Exercise aim: Lines containing "Noticias" are to be counted. Give the number and nothing more.

Extracted information:
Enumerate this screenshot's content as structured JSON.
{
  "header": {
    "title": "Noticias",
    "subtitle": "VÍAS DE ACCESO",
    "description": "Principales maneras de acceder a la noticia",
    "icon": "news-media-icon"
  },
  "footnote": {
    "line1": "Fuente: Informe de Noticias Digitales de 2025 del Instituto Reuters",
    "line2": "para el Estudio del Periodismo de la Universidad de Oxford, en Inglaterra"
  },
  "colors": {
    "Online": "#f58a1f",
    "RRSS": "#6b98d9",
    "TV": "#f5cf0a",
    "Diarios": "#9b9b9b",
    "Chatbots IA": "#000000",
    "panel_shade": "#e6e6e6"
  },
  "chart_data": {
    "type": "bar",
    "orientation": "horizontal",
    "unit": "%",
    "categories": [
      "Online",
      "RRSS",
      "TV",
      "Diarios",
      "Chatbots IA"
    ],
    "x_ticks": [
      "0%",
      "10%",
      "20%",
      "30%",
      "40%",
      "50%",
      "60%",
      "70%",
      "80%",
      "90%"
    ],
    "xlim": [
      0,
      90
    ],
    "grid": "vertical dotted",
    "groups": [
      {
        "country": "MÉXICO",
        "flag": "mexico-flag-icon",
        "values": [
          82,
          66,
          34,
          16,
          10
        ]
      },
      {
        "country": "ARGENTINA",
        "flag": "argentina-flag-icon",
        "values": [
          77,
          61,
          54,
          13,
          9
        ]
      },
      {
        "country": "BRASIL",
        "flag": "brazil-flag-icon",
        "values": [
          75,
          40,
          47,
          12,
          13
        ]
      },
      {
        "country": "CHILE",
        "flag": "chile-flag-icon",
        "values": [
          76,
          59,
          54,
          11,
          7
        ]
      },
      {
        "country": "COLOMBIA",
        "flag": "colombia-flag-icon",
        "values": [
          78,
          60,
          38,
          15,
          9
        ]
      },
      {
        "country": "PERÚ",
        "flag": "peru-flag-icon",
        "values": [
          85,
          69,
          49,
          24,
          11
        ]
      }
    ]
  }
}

Answer to the problem: 2